WORK TO BE COMPLETED: Print the line that contains "Parse this screenshot: output" and every line after it through the last line of the records below, exactly as written and nothing else.

DATASET ROWS:
────────
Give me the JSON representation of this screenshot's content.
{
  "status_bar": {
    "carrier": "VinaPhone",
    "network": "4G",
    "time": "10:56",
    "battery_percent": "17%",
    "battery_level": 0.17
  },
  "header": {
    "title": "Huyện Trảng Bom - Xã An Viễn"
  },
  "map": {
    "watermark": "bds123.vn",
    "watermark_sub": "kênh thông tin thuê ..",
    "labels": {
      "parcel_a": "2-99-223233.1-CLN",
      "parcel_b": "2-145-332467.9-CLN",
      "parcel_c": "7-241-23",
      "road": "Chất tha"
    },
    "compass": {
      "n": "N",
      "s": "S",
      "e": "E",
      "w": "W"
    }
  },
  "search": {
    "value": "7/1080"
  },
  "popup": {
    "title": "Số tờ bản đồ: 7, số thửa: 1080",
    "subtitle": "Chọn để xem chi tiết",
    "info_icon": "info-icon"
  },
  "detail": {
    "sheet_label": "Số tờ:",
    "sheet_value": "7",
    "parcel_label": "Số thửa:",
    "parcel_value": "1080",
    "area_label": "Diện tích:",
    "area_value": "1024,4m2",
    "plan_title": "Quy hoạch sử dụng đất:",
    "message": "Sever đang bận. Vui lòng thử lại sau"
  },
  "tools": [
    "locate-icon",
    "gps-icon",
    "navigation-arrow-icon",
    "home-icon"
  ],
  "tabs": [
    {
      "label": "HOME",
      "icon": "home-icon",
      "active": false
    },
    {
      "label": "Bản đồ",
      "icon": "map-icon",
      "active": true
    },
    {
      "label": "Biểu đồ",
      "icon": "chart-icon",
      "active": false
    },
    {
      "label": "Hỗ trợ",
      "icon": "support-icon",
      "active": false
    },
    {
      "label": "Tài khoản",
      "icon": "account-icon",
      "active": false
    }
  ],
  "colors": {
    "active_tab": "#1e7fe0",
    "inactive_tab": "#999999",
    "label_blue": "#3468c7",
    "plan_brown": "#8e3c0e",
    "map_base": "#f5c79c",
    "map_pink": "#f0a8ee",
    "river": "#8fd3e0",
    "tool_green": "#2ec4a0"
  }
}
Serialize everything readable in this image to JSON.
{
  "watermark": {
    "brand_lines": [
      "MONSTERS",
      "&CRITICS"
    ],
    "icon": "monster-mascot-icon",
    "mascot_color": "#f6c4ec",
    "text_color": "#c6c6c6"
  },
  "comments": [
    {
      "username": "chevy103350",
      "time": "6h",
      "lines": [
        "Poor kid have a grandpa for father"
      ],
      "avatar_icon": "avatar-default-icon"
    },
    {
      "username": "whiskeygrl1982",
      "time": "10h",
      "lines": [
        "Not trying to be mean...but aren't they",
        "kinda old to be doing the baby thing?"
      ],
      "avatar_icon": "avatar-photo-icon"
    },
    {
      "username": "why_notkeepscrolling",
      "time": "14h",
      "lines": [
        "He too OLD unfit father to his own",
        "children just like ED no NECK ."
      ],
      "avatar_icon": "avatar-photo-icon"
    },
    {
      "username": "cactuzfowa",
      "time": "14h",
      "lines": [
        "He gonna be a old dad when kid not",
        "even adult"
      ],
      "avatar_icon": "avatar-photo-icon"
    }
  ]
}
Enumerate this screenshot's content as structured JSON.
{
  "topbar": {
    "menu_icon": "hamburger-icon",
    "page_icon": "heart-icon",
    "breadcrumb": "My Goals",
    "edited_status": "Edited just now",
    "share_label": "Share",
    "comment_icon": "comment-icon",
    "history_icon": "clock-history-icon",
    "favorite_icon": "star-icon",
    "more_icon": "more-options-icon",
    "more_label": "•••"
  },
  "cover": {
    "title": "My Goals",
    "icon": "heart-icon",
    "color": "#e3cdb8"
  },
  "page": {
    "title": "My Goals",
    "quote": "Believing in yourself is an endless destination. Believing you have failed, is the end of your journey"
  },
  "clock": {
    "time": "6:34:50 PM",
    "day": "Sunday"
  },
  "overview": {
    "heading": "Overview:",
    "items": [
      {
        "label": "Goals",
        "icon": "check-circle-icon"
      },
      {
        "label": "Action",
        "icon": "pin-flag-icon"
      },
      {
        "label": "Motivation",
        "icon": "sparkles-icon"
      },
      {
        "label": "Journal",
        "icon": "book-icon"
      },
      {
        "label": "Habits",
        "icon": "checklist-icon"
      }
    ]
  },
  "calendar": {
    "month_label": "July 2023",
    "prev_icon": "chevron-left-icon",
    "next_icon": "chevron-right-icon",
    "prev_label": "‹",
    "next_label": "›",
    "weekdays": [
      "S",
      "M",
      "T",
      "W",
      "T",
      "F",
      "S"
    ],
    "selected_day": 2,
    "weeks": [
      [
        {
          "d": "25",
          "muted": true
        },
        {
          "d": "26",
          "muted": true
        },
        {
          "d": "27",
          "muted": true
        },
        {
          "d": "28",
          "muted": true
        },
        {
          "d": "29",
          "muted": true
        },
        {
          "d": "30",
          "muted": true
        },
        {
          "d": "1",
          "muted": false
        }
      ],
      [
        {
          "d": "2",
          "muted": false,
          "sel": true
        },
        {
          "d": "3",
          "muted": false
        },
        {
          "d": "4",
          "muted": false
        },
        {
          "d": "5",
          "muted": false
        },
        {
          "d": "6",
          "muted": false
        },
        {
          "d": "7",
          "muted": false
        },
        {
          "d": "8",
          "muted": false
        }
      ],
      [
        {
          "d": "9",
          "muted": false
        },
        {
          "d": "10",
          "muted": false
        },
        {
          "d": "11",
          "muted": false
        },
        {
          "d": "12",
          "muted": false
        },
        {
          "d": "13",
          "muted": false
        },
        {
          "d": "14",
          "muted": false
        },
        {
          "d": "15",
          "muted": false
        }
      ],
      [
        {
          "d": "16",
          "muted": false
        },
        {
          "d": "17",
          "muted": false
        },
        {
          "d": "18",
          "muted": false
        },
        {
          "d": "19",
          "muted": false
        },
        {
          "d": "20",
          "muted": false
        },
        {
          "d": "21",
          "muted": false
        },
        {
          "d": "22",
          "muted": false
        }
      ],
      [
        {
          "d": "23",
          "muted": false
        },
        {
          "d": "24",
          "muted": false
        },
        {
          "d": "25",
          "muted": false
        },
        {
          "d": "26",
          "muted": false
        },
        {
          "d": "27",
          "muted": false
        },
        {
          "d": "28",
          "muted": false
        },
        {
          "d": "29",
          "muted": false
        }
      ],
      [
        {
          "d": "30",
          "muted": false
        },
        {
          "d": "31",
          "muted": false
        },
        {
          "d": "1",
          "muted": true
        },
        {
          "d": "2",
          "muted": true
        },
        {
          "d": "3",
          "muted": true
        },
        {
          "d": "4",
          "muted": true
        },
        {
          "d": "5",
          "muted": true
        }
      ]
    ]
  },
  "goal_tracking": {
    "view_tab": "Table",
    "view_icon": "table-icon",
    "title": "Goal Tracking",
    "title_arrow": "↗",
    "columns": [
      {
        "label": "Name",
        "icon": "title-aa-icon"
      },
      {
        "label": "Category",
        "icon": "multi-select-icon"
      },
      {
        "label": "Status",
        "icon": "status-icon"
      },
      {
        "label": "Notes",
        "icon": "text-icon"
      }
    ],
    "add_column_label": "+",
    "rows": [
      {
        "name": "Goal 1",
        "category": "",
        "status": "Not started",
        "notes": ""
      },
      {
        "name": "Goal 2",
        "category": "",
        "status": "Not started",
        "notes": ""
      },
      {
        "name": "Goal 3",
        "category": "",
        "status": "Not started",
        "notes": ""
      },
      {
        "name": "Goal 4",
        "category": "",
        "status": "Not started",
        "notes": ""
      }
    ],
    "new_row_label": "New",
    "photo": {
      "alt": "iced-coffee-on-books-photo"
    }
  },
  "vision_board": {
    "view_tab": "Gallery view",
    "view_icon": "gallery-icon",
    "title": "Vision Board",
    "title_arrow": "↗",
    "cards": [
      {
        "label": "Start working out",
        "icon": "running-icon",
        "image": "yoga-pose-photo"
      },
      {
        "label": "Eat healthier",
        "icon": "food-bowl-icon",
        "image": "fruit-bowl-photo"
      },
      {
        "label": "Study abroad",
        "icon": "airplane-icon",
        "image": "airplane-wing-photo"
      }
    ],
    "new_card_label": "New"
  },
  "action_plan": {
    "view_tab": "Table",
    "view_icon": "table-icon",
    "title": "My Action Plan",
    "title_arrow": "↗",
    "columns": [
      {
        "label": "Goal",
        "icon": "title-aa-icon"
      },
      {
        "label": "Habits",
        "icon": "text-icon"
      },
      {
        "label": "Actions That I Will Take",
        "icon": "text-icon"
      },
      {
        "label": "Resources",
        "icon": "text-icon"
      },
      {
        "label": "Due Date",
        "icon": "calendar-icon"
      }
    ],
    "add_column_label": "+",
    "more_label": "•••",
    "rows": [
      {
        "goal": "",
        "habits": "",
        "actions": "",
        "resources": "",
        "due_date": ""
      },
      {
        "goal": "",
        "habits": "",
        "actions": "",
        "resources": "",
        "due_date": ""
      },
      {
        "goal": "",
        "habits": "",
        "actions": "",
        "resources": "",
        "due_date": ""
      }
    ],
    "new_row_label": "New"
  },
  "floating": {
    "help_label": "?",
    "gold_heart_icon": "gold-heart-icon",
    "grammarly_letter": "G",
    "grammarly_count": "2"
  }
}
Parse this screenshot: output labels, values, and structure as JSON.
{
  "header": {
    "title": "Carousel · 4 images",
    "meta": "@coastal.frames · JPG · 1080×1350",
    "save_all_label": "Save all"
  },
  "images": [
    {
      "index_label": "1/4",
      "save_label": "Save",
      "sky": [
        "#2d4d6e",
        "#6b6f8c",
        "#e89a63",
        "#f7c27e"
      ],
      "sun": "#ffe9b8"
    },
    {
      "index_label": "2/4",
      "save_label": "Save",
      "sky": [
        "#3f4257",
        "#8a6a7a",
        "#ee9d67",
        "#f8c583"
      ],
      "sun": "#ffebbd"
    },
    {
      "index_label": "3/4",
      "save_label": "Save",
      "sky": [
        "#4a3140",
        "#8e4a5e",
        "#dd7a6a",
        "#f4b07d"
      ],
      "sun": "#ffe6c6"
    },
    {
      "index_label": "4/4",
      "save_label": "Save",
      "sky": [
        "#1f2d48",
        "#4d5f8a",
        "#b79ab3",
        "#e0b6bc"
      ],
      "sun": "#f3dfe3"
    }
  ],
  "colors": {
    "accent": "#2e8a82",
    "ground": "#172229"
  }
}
────────
EXERCISE ANSWER:
Parse this screenshot: output labels, values, and structure as JSON.
{
  "header": {
    "title": "Carousel · 4 images",
    "meta": "@coastal.frames · JPG · 1080×1350",
    "save_all_label": "Save all"
  },
  "images": [
    {
      "index_label": "1/4",
      "save_label": "Save",
      "sky": [
        "#2d4d6e",
        "#6b6f8c",
        "#e89a63",
        "#f7c27e"
      ],
      "sun": "#ffe9b8"
    },
    {
      "index_label": "2/4",
      "save_label": "Save",
      "sky": [
        "#3f4257",
        "#8a6a7a",
        "#ee9d67",
        "#f8c583"
      ],
      "sun": "#ffebbd"
    },
    {
      "index_label": "3/4",
      "save_label": "Save",
      "sky": [
        "#4a3140",
        "#8e4a5e",
        "#dd7a6a",
        "#f4b07d"
      ],
      "sun": "#ffe6c6"
    },
    {
      "index_label": "4/4",
      "save_label": "Save",
      "sky": [
        "#1f2d48",
        "#4d5f8a",
        "#b79ab3",
        "#e0b6bc"
      ],
      "sun": "#f3dfe3"
    }
  ],
  "colors": {
    "accent": "#2e8a82",
    "ground": "#172229"
  }
}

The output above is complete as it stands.